### TASK TO COMPLETE
Give the number of lines in this listing that contain the word "title", and nothing else.

— start —

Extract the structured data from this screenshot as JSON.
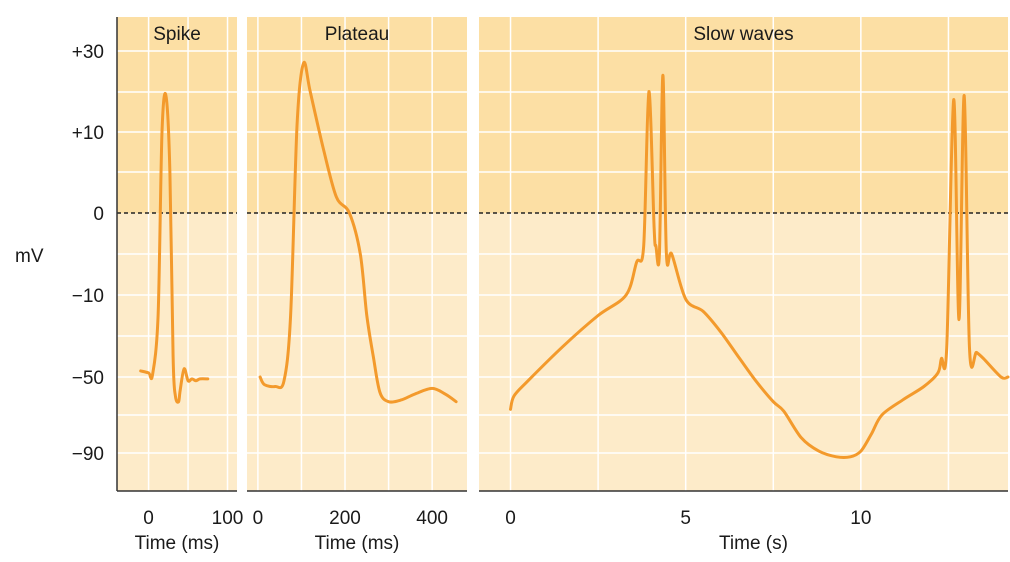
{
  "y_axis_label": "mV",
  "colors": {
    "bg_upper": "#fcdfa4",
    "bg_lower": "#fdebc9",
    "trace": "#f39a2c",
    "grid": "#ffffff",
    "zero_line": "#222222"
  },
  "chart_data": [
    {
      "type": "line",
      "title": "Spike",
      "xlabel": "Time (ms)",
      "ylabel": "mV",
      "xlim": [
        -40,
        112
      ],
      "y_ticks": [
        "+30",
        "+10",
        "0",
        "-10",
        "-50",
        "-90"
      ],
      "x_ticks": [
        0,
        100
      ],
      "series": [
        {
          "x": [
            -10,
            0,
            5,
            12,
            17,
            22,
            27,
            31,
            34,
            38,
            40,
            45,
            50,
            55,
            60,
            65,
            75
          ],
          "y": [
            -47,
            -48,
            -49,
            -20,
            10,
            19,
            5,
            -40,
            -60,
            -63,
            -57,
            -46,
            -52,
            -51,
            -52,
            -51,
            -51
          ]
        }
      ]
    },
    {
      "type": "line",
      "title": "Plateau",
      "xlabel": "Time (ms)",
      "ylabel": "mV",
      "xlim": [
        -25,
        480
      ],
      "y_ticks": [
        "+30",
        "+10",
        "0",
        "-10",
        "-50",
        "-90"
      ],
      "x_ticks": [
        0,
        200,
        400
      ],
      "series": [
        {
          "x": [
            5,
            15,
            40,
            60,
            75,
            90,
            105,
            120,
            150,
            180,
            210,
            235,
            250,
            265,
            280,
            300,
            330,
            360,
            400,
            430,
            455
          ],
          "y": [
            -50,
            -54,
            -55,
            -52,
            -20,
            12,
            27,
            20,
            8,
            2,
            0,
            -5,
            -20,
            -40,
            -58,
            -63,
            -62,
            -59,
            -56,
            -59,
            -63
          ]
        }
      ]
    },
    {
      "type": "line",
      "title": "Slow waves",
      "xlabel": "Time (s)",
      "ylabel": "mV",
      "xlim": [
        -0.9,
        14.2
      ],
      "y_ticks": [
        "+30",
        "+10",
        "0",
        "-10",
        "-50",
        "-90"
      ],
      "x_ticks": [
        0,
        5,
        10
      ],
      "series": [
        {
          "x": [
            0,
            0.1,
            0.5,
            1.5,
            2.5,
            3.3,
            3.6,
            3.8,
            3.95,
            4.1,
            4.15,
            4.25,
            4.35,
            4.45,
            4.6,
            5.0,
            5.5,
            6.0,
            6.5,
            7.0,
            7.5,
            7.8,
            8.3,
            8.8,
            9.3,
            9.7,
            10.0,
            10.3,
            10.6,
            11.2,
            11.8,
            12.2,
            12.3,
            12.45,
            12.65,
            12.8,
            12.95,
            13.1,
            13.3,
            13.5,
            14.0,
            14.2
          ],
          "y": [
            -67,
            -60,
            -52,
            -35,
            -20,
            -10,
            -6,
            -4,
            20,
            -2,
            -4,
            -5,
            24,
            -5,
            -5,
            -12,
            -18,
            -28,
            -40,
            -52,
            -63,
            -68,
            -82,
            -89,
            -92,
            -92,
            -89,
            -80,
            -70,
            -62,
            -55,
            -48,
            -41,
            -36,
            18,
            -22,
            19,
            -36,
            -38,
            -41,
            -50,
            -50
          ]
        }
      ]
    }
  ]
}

— end —

### ANSWER FOR THIS EXERCISE
3